What to do: The answer must be every line of the records in which the string "denna" appears.

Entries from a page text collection
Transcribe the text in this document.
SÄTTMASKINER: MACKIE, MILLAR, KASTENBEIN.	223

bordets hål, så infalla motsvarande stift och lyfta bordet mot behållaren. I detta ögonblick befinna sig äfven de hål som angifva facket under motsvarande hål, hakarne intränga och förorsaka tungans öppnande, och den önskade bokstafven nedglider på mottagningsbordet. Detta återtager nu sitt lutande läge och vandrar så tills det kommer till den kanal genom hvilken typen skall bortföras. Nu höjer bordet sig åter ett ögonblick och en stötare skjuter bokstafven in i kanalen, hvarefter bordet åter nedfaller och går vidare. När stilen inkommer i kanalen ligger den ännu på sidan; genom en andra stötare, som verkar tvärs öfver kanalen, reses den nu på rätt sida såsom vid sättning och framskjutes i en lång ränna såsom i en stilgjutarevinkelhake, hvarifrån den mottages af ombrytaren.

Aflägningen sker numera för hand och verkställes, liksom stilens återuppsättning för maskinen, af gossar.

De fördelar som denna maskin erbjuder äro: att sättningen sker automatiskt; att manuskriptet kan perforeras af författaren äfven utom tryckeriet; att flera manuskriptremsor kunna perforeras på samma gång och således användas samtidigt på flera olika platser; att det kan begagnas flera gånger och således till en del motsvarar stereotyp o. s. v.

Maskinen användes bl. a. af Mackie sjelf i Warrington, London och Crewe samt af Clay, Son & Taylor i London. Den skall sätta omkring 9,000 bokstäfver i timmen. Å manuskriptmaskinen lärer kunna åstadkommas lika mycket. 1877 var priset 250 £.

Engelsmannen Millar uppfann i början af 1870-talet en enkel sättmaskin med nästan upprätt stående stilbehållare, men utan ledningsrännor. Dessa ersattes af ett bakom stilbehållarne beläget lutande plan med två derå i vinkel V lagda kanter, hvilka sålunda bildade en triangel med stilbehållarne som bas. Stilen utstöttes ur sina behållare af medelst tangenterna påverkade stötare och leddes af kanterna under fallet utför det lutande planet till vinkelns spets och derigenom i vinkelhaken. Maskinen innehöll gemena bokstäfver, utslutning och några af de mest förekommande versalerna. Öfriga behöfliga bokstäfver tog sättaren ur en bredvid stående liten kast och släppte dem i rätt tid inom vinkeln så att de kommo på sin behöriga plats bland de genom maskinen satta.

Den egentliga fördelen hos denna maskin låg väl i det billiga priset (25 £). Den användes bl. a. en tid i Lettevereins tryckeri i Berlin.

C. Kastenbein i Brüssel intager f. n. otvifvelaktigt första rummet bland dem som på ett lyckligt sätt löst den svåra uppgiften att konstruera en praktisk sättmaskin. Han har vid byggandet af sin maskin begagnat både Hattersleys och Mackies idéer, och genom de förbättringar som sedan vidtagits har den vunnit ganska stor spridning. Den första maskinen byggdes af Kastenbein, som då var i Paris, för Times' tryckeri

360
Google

Exercise response:
De fördelar som denna maskin erbjuder äro: att sättningen sker automatiskt; att manuskriptet kan perforeras af författaren äfven utom tryckeriet; att flera manuskriptremsor kunna perforeras på samma gång och således användas samtidigt på flera olika platser; att det kan begagnas flera gånger och således till en del motsvarar stereotyp o. s. v.
Den egentliga fördelen hos denna maskin låg väl i det billiga priset (25 £). Den användes bl. a. en tid i Lettevereins tryckeri i Berlin.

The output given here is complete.